-------- RECORDS FOR THIS TASK
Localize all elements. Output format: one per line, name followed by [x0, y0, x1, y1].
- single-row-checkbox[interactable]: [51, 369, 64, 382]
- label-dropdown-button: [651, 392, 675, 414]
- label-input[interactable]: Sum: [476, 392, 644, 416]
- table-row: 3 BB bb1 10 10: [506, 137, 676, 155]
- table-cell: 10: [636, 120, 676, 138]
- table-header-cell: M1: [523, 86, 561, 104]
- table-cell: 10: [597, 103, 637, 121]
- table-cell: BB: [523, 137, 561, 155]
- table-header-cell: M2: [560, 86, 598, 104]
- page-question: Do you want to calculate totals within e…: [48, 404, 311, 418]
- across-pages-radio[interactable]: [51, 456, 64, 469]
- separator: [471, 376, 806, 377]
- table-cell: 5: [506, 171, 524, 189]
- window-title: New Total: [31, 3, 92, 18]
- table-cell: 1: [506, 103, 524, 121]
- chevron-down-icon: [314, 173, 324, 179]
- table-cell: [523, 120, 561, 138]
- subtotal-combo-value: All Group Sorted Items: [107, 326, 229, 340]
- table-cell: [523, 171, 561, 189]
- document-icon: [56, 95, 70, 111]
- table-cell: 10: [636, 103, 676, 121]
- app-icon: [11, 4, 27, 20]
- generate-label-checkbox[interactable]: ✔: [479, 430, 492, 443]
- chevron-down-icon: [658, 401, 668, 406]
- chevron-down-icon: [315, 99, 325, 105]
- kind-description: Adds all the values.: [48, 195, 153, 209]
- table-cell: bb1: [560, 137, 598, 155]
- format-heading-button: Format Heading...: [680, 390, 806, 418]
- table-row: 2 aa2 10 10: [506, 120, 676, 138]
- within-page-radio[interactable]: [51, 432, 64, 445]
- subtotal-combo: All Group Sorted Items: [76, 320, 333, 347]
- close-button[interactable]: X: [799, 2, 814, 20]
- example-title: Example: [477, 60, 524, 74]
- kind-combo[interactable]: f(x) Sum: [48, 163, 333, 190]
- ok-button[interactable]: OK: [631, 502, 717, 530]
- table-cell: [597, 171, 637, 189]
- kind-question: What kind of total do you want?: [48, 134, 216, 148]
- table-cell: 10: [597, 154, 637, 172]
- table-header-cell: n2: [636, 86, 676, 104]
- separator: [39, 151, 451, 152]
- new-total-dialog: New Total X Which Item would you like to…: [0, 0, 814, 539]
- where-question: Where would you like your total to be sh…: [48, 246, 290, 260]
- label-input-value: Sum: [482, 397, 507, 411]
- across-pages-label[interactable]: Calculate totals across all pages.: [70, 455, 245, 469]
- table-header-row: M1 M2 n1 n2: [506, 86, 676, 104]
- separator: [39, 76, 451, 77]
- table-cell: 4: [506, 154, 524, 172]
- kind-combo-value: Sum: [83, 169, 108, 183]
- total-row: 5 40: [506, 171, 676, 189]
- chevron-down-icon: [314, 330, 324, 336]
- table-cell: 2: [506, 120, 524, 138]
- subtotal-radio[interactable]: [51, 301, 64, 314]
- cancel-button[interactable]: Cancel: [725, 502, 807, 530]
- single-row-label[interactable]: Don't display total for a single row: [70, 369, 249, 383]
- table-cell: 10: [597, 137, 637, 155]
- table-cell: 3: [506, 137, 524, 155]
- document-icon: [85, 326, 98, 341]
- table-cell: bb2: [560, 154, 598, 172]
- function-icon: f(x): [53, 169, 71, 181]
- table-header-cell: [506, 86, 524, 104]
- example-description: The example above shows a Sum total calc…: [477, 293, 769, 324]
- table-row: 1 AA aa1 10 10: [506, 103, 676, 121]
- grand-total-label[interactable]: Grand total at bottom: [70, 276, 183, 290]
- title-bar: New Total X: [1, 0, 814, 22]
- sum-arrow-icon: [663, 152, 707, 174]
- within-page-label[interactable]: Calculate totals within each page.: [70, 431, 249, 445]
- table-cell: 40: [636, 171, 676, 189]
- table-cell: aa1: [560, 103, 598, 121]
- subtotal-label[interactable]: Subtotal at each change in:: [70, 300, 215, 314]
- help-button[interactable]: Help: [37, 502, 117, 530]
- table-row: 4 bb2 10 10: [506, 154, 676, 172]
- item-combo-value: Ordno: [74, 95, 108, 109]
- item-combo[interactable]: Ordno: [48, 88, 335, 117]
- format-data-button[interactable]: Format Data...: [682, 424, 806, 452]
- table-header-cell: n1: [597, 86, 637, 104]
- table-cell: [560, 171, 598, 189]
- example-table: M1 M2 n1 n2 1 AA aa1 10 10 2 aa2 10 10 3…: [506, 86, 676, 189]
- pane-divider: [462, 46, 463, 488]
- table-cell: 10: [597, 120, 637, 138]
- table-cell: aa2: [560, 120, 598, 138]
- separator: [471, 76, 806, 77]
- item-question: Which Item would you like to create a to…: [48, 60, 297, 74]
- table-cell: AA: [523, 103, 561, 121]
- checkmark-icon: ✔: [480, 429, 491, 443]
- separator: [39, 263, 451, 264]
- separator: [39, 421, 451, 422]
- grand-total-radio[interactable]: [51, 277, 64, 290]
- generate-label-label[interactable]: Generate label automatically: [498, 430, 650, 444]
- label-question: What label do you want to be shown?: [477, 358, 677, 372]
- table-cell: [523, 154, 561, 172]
----------------
JOB:
Output the material above line for line, with no changes.

ANSWER BELOW:
Localize all elements. Output format: one per line, name followed by [x0, y0, x1, y1].
- single-row-checkbox[interactable]: [51, 369, 64, 382]
- label-dropdown-button: [651, 392, 675, 414]
- label-input[interactable]: Sum: [476, 392, 644, 416]
- table-row: 3 BB bb1 10 10: [506, 137, 676, 155]
- table-cell: 10: [636, 120, 676, 138]
- table-header-cell: M1: [523, 86, 561, 104]
- table-cell: 10: [597, 103, 637, 121]
- table-cell: BB: [523, 137, 561, 155]
- table-header-cell: M2: [560, 86, 598, 104]
- page-question: Do you want to calculate totals within e…: [48, 404, 311, 418]
- across-pages-radio[interactable]: [51, 456, 64, 469]
- separator: [471, 376, 806, 377]
- table-cell: 5: [506, 171, 524, 189]
- window-title: New Total: [31, 3, 92, 18]
- table-cell: 1: [506, 103, 524, 121]
- chevron-down-icon: [314, 173, 324, 179]
- table-cell: [523, 120, 561, 138]
- subtotal-combo-value: All Group Sorted Items: [107, 326, 229, 340]
- table-cell: [523, 171, 561, 189]
- document-icon: [56, 95, 70, 111]
- table-cell: 10: [636, 103, 676, 121]
- app-icon: [11, 4, 27, 20]
- generate-label-checkbox[interactable]: ✔: [479, 430, 492, 443]
- chevron-down-icon: [658, 401, 668, 406]
- chevron-down-icon: [315, 99, 325, 105]
- kind-description: Adds all the values.: [48, 195, 153, 209]
- table-cell: bb1: [560, 137, 598, 155]
- format-heading-button: Format Heading...: [680, 390, 806, 418]
- table-row: 2 aa2 10 10: [506, 120, 676, 138]
- within-page-radio[interactable]: [51, 432, 64, 445]
- subtotal-combo: All Group Sorted Items: [76, 320, 333, 347]
- close-button[interactable]: X: [799, 2, 814, 20]
- example-title: Example: [477, 60, 524, 74]
- kind-combo[interactable]: f(x) Sum: [48, 163, 333, 190]
- ok-button[interactable]: OK: [631, 502, 717, 530]
- table-cell: [597, 171, 637, 189]
- kind-question: What kind of total do you want?: [48, 134, 216, 148]
- table-cell: 10: [597, 154, 637, 172]
- table-header-cell: n2: [636, 86, 676, 104]
- separator: [39, 151, 451, 152]
- new-total-dialog: New Total X Which Item would you like to…: [0, 0, 814, 539]
- where-question: Where would you like your total to be sh…: [48, 246, 290, 260]
- label-input-value: Sum: [482, 397, 507, 411]
- across-pages-label[interactable]: Calculate totals across all pages.: [70, 455, 245, 469]
- table-header-row: M1 M2 n1 n2: [506, 86, 676, 104]
- separator: [39, 76, 451, 77]
- table-cell: 4: [506, 154, 524, 172]
- kind-combo-value: Sum: [83, 169, 108, 183]
- total-row: 5 40: [506, 171, 676, 189]
- chevron-down-icon: [314, 330, 324, 336]
- table-cell: 2: [506, 120, 524, 138]
- subtotal-radio[interactable]: [51, 301, 64, 314]
- cancel-button[interactable]: Cancel: [725, 502, 807, 530]
- single-row-label[interactable]: Don't display total for a single row: [70, 369, 249, 383]
- table-cell: 10: [597, 137, 637, 155]
- table-cell: 3: [506, 137, 524, 155]
- document-icon: [85, 326, 98, 341]
- table-cell: bb2: [560, 154, 598, 172]
- function-icon: f(x): [53, 169, 71, 181]
- table-header-cell: [506, 86, 524, 104]
- example-description: The example above shows a Sum total calc…: [477, 293, 769, 324]
- table-row: 1 AA aa1 10 10: [506, 103, 676, 121]
- grand-total-label[interactable]: Grand total at bottom: [70, 276, 183, 290]
- title-bar: New Total X: [1, 0, 814, 22]
- sum-arrow-icon: [663, 152, 707, 174]
- within-page-label[interactable]: Calculate totals within each page.: [70, 431, 249, 445]
- table-cell: 40: [636, 171, 676, 189]
- table-cell: aa1: [560, 103, 598, 121]
- subtotal-label[interactable]: Subtotal at each change in:: [70, 300, 215, 314]
- help-button[interactable]: Help: [37, 502, 117, 530]
- table-row: 4 bb2 10 10: [506, 154, 676, 172]
- item-combo-value: Ordno: [74, 95, 108, 109]
- item-combo[interactable]: Ordno: [48, 88, 335, 117]
- format-data-button[interactable]: Format Data...: [682, 424, 806, 452]
- table-header-cell: n1: [597, 86, 637, 104]
- table-cell: [560, 171, 598, 189]
- example-table: M1 M2 n1 n2 1 AA aa1 10 10 2 aa2 10 10 3…: [506, 86, 676, 189]
- pane-divider: [462, 46, 463, 488]
- table-cell: 10: [597, 120, 637, 138]
- table-cell: aa2: [560, 120, 598, 138]
- separator: [471, 76, 806, 77]
- item-question: Which Item would you like to create a to…: [48, 60, 297, 74]
- table-cell: AA: [523, 103, 561, 121]
- checkmark-icon: ✔: [480, 429, 491, 443]
- separator: [39, 263, 451, 264]
- separator: [39, 421, 451, 422]
- grand-total-radio[interactable]: [51, 277, 64, 290]
- generate-label-label[interactable]: Generate label automatically: [498, 430, 650, 444]
- label-question: What label do you want to be shown?: [477, 358, 677, 372]
- table-cell: [523, 154, 561, 172]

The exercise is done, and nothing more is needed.